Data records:
(begin)

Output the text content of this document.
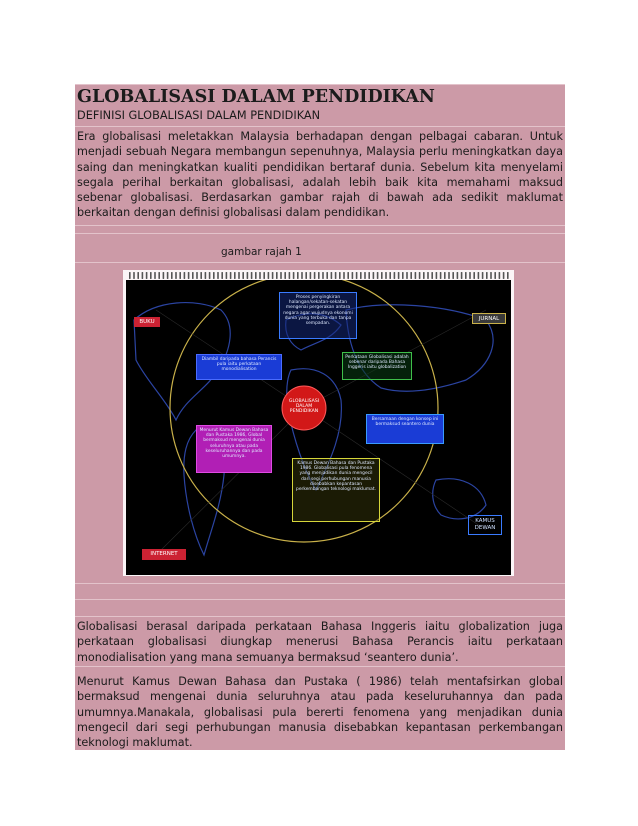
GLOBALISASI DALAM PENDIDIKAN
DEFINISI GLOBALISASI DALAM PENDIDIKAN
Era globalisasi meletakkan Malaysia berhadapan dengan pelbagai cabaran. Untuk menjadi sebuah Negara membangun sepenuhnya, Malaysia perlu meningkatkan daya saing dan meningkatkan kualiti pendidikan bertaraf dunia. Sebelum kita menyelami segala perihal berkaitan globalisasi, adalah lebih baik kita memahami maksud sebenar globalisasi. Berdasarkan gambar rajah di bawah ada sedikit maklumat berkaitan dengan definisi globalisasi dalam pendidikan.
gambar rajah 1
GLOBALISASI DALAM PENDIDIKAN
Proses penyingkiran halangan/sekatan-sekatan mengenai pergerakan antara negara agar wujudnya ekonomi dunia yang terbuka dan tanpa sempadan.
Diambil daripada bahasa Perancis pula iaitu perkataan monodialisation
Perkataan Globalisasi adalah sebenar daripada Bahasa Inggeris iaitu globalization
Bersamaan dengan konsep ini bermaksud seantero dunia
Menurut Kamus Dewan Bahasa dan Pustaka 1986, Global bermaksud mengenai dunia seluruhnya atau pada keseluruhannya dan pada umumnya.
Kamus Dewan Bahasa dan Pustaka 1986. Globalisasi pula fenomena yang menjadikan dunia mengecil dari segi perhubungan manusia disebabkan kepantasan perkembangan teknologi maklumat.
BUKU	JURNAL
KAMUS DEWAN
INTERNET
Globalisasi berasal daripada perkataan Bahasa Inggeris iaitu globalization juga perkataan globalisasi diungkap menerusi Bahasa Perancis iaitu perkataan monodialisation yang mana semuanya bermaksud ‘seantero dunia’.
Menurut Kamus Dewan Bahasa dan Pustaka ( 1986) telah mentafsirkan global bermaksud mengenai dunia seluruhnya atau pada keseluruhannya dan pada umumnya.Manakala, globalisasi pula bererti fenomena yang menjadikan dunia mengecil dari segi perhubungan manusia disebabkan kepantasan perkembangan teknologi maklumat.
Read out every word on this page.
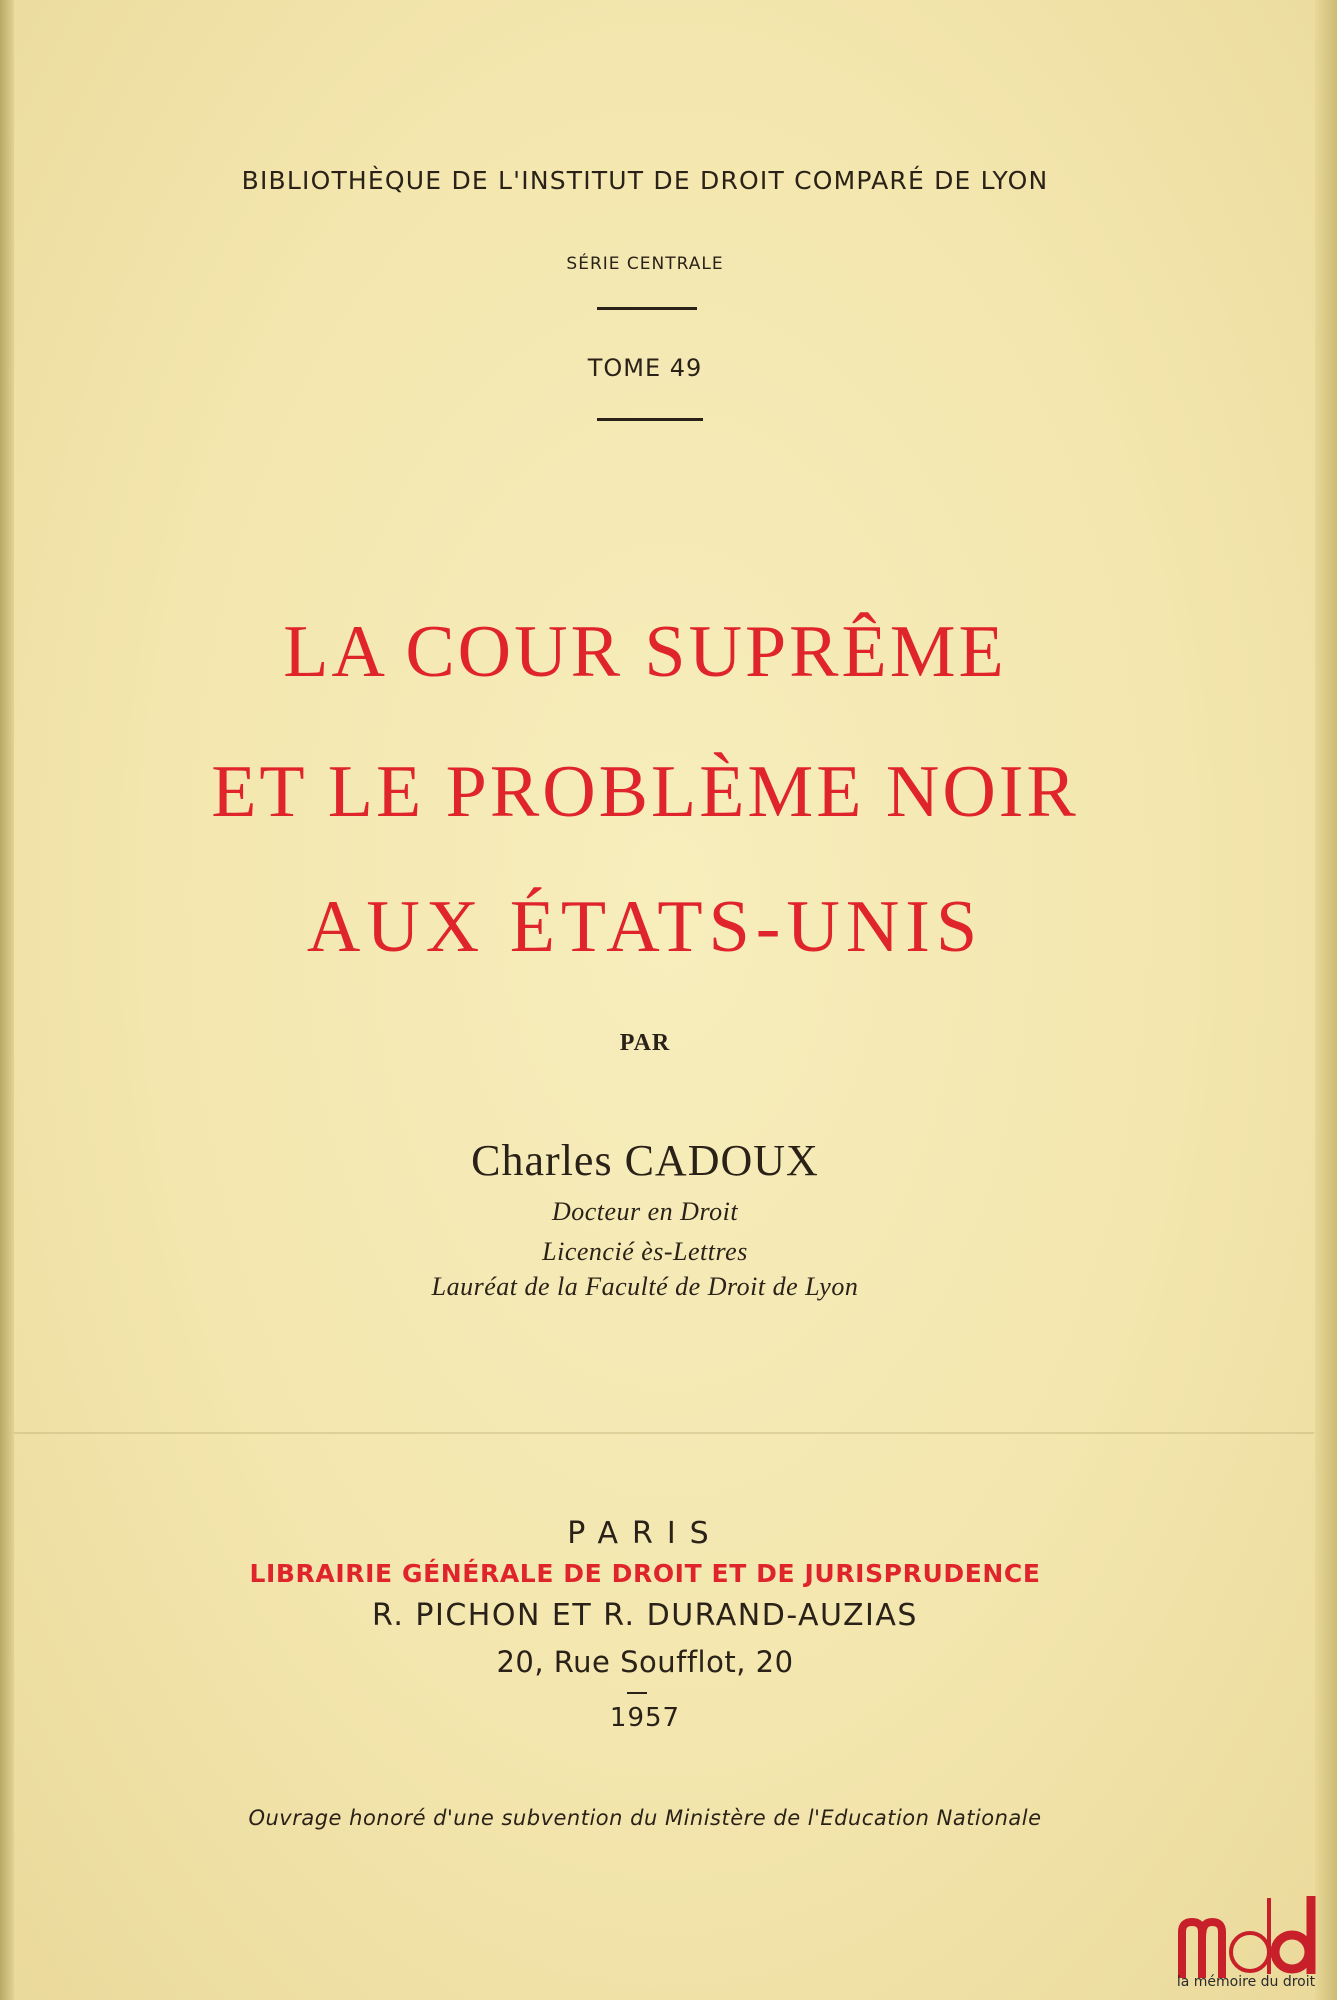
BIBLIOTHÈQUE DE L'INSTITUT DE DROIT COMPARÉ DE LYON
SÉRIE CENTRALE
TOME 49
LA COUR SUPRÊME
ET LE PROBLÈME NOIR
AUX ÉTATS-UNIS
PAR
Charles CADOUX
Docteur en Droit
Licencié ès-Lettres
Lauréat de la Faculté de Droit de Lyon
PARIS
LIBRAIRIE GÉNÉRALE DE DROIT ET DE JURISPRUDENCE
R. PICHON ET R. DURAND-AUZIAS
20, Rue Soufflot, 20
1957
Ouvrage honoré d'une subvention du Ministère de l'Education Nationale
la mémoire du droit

(end)

**Exercise directions:** Set down the material exactly, every line of it, except for the pictures.

**Answer:**
Output the text content of this document.
GLOBALISASI DALAM PENDIDIKAN
DEFINISI GLOBALISASI DALAM PENDIDIKAN
Era globalisasi meletakkan Malaysia berhadapan dengan pelbagai cabaran. Untuk menjadi sebuah Negara membangun sepenuhnya, Malaysia perlu meningkatkan daya saing dan meningkatkan kualiti pendidikan bertaraf dunia. Sebelum kita menyelami segala perihal berkaitan globalisasi, adalah lebih baik kita memahami maksud sebenar globalisasi. Berdasarkan gambar rajah di bawah ada sedikit maklumat berkaitan dengan definisi globalisasi dalam pendidikan.
gambar rajah 1
GLOBALISASI DALAM PENDIDIKAN
Proses penyingkiran halangan/sekatan-sekatan mengenai pergerakan antara negara agar wujudnya ekonomi dunia yang terbuka dan tanpa sempadan.
Diambil daripada bahasa Perancis pula iaitu perkataan monodialisation
Perkataan Globalisasi adalah sebenar daripada Bahasa Inggeris iaitu globalization
Bersamaan dengan konsep ini bermaksud seantero dunia
Menurut Kamus Dewan Bahasa dan Pustaka 1986, Global bermaksud mengenai dunia seluruhnya atau pada keseluruhannya dan pada umumnya.
Kamus Dewan Bahasa dan Pustaka 1986. Globalisasi pula fenomena yang menjadikan dunia mengecil dari segi perhubungan manusia disebabkan kepantasan perkembangan teknologi maklumat.
BUKU	JURNAL
KAMUS DEWAN
INTERNET
Globalisasi berasal daripada perkataan Bahasa Inggeris iaitu globalization juga perkataan globalisasi diungkap menerusi Bahasa Perancis iaitu perkataan monodialisation yang mana semuanya bermaksud ‘seantero dunia’.
Menurut Kamus Dewan Bahasa dan Pustaka ( 1986) telah mentafsirkan global bermaksud mengenai dunia seluruhnya atau pada keseluruhannya dan pada umumnya.Manakala, globalisasi pula bererti fenomena yang menjadikan dunia mengecil dari segi perhubungan manusia disebabkan kepantasan perkembangan teknologi maklumat.
Read out every word on this page.
BIBLIOTHÈQUE DE L'INSTITUT DE DROIT COMPARÉ DE LYON
SÉRIE CENTRALE
TOME 49
LA COUR SUPRÊME
ET LE PROBLÈME NOIR
AUX ÉTATS-UNIS
PAR
Charles CADOUX
Docteur en Droit
Licencié ès-Lettres
Lauréat de la Faculté de Droit de Lyon
PARIS
LIBRAIRIE GÉNÉRALE DE DROIT ET DE JURISPRUDENCE
R. PICHON ET R. DURAND-AUZIAS
20, Rue Soufflot, 20
1957
Ouvrage honoré d'une subvention du Ministère de l'Education Nationale
la mémoire du droit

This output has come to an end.